# [Job]
Check every line below for the string "SATAP", and copy the lines that contain it.

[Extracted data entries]
## Begin
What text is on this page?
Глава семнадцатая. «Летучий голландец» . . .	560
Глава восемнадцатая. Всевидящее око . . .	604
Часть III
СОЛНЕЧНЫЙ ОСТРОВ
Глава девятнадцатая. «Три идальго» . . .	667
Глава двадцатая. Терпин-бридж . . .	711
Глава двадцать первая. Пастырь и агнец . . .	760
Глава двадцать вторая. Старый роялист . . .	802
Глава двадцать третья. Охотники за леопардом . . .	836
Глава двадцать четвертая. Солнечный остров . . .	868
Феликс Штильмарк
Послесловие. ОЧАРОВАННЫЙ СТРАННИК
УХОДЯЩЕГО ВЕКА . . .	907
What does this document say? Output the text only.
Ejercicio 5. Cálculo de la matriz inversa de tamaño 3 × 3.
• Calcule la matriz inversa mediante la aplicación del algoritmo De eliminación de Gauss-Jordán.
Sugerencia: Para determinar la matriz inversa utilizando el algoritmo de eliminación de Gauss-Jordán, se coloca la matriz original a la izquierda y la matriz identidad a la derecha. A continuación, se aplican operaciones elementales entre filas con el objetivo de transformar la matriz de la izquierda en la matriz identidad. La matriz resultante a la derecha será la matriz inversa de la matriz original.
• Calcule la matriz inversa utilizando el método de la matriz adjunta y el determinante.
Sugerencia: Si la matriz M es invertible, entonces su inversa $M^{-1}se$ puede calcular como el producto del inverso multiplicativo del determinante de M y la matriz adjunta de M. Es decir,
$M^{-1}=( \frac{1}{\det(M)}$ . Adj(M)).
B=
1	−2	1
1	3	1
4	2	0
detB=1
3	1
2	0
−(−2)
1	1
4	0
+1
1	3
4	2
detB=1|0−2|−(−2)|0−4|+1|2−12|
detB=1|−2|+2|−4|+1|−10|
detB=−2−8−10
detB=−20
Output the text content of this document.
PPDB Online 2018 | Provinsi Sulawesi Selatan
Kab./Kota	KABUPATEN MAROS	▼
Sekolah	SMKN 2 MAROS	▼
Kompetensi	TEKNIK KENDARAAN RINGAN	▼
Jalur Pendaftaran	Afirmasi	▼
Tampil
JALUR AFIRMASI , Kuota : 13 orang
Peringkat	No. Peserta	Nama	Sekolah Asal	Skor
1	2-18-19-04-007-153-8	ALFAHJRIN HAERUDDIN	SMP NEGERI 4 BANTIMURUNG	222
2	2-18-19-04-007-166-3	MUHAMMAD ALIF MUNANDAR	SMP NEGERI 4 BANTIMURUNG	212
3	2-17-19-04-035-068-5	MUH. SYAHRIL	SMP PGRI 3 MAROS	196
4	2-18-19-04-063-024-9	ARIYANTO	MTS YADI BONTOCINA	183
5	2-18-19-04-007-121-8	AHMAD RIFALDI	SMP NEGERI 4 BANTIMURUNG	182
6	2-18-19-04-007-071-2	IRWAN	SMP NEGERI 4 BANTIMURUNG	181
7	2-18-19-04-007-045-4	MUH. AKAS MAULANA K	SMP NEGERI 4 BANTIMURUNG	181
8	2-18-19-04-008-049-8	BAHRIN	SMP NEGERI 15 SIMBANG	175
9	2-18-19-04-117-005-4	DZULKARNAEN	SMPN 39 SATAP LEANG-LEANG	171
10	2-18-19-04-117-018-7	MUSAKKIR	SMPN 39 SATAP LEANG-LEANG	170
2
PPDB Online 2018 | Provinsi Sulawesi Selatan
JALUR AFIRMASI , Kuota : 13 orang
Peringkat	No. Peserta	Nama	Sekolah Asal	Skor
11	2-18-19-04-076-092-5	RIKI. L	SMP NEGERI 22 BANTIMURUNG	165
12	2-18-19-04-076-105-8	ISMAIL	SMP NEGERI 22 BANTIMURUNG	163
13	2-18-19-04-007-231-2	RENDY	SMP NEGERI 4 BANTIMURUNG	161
## End
# [Solution below]
9	2-18-19-04-117-005-4	DZULKARNAEN	SMPN 39 SATAP LEANG-LEANG	171
10	2-18-19-04-117-018-7	MUSAKKIR	SMPN 39 SATAP LEANG-LEANG	170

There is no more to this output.